▶ [DOCUMENT]:
——————————
L’année 2022 a été riche en événements marquants pour le secteur du développement durable. Les marques n’ont jamais été aussi nombreuses à se fixer des objectifs climatiques, les matériaux alternatifs sont en hausse et la revente est devenue monnaie courante.
Qu’est-ce qui manque encore ? Les progrès majeurs résultant de ces efforts. La transformation du secteur que les experts jugent nécessaire – pour que les entreprises de mode réduisent leurs émissions totales et ne se contentent pas de fabriquer des produits plus efficaces ; pour que les marques s’approvisionnent en matériaux de manière à respecter à la fois les personnes et la planète ; et pour que davantage de vêtements soient recyclés en nouveaux vêtements plutôt que de finir en déchets à l’étranger – n’est pas en vue.
« Nous sommes toujours coincés dans la phase pilote », déclare Bel Jacobs, ancienne rédactrice de mode et cofondatrice du Islington Climate Centre. « Les principaux acteurs croient encore que les accords volontaires et le fignolage des tissus suffiront à résoudre la crise, malgré toutes les preuves du contraire. La mode doit s’engager dans un énorme changement structurel avant de s’approcher d’une action appropriée. »
Avec des marques qui prennent des mesures allant de l’investissement dans les énergies renouvelables au lancement de produits fabriqués avec des matériaux de nouvelle génération, en passant par l’engagement de réduire les déchets plastiques, l’année dernière a été très chargée pour la durabilité dans la mode. Cependant, l’intention n’est pas nécessairement synonyme de succès ou d’efficacité. Selon les experts, les efforts de la mode ne sont pas à la hauteur de l’ampleur ou du rythme du changement qui s’impose pourtant. Si le secteur lance des initiatives et mène des projets pilotes ici et là – même si certains sont légitimement prometteurs -, il poursuit en même temps ses activités habituelles dans le reste de ses opérations. Ce dernier point sape le premier, dans l’esprit des climatologues, des défenseurs de l’environnement, des petites marques et des créateurs émergents axés sur la durabilité, et d’autres personnes qui poussent le secteur à faire mieux.
« La mode ne veut nous montrer que son potentiel, pas son cœur. Elle ne nous montre que ce en quoi elle va évoluer, en faisant de son mieux pour continuer à cacher la réalité de ce qu’elle est », déclare Orsola de Castro, cofondatrice de Fashion Revolution et auteur de Loved Clothes Last. « Pourquoi ? Parce que le changement est inconfortable ».
——————————
▶ [DONNÉES FOURNIES]:

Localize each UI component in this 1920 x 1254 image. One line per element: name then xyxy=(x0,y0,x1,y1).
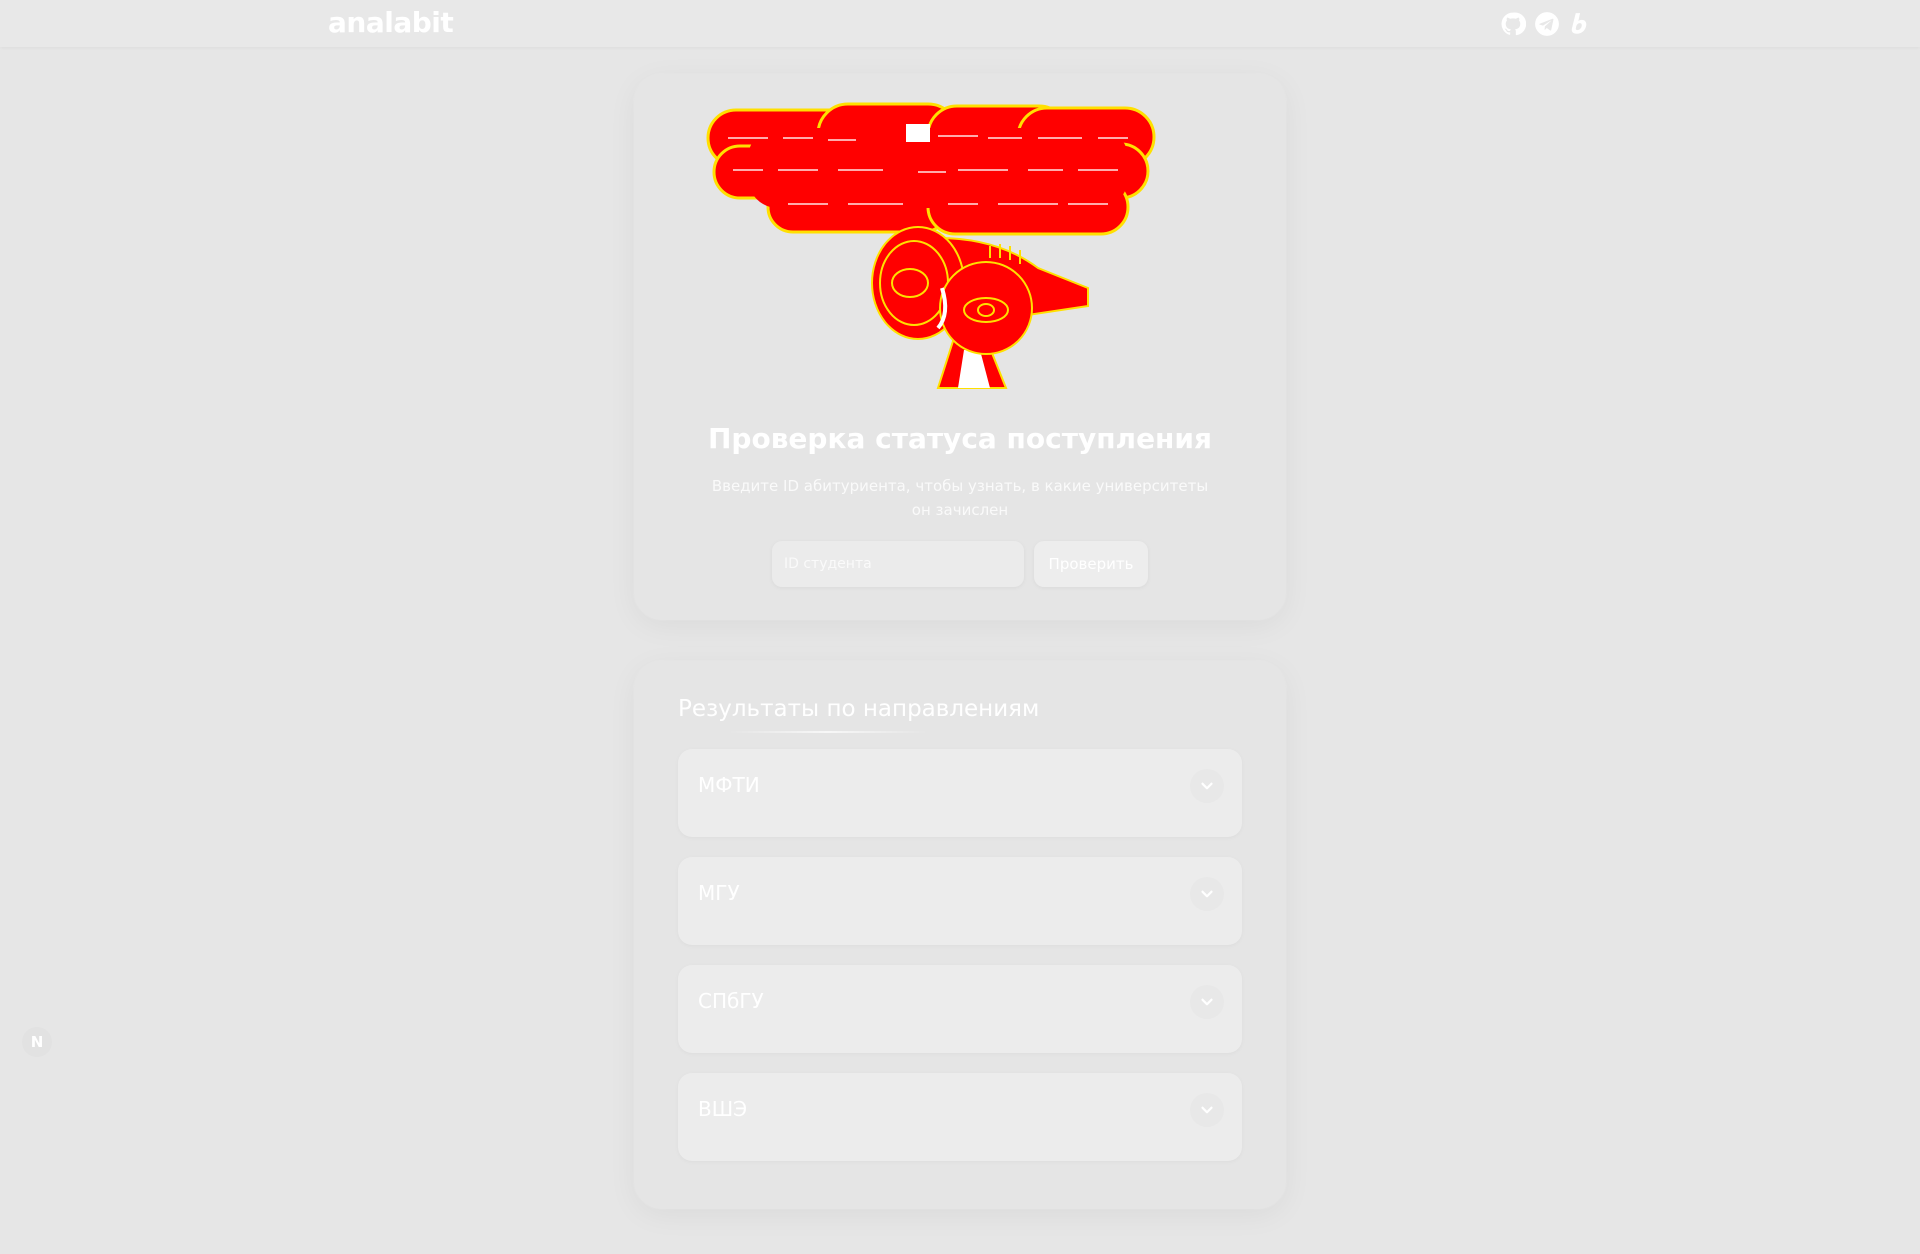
top-navigation-bar: analabit xyxy=(0,0,1920,47)
university-accordion-hse[interactable]: ВШЭ xyxy=(678,1073,1242,1161)
university-accordion-mipt[interactable]: МФТИ xyxy=(678,749,1242,837)
page-subtitle: Введите ID абитуриента, чтобы узнать, в … xyxy=(711,477,1209,519)
student-id-input[interactable] xyxy=(772,541,1024,587)
university-accordion-spbu[interactable]: СПбГУ xyxy=(678,965,1242,1053)
university-name: МФТИ xyxy=(698,773,760,797)
chevron-down-icon[interactable] xyxy=(1190,1093,1224,1127)
github-icon[interactable] xyxy=(1500,11,1526,37)
university-name: МГУ xyxy=(698,881,740,905)
telegram-icon[interactable] xyxy=(1534,11,1560,37)
results-card: Результаты по направлениям МФТИ МГУ СПбГ… xyxy=(634,661,1286,1209)
university-accordion-msu[interactable]: МГУ xyxy=(678,857,1242,945)
floating-n-badge[interactable]: N xyxy=(22,1027,52,1057)
title-underline xyxy=(728,731,928,733)
chevron-down-icon[interactable] xyxy=(1190,769,1224,803)
university-name: ВШЭ xyxy=(698,1097,748,1121)
chevron-down-icon[interactable] xyxy=(1190,985,1224,1019)
check-button[interactable]: Проверить xyxy=(1034,541,1148,587)
megaphone-illustration xyxy=(706,102,1156,389)
chevron-down-icon[interactable] xyxy=(1190,877,1224,911)
logo[interactable]: analabit xyxy=(328,6,454,39)
results-title: Результаты по направлениям xyxy=(678,696,1040,722)
page-title: Проверка статуса поступления xyxy=(708,422,1212,455)
blog-icon[interactable] xyxy=(1566,11,1592,37)
university-name: СПбГУ xyxy=(698,989,764,1013)
status-check-card: Проверка статуса поступления Введите ID … xyxy=(634,74,1286,620)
——————————
▶ [CONSIGNES]: Mettez à jour le passage du texte sur la mode durable qui commence par « L’année 2022 a » et se termine par « pas en vue. » en y remplaçant « monnaie courante » par « la norme ».

▶ [RÉSULTAT ATTENDU]:
L’année 2022 a été riche en événements marquants pour le secteur du développement durable. Les marques n’ont jamais été aussi nombreuses à se fixer des objectifs climatiques, les matériaux alternatifs sont en hausse et la revente est devenue la norme.
Qu’est-ce qui manque encore ? Les progrès majeurs résultant de ces efforts. La transformation du secteur que les experts jugent nécessaire – pour que les entreprises de mode réduisent leurs émissions totales et ne se contentent pas de fabriquer des produits plus efficaces ; pour que les marques s’approvisionnent en matériaux de manière à respecter à la fois les personnes et la planète ; et pour que davantage de vêtements soient recyclés en nouveaux vêtements plutôt que de finir en déchets à l’étranger – n’est pas en vue.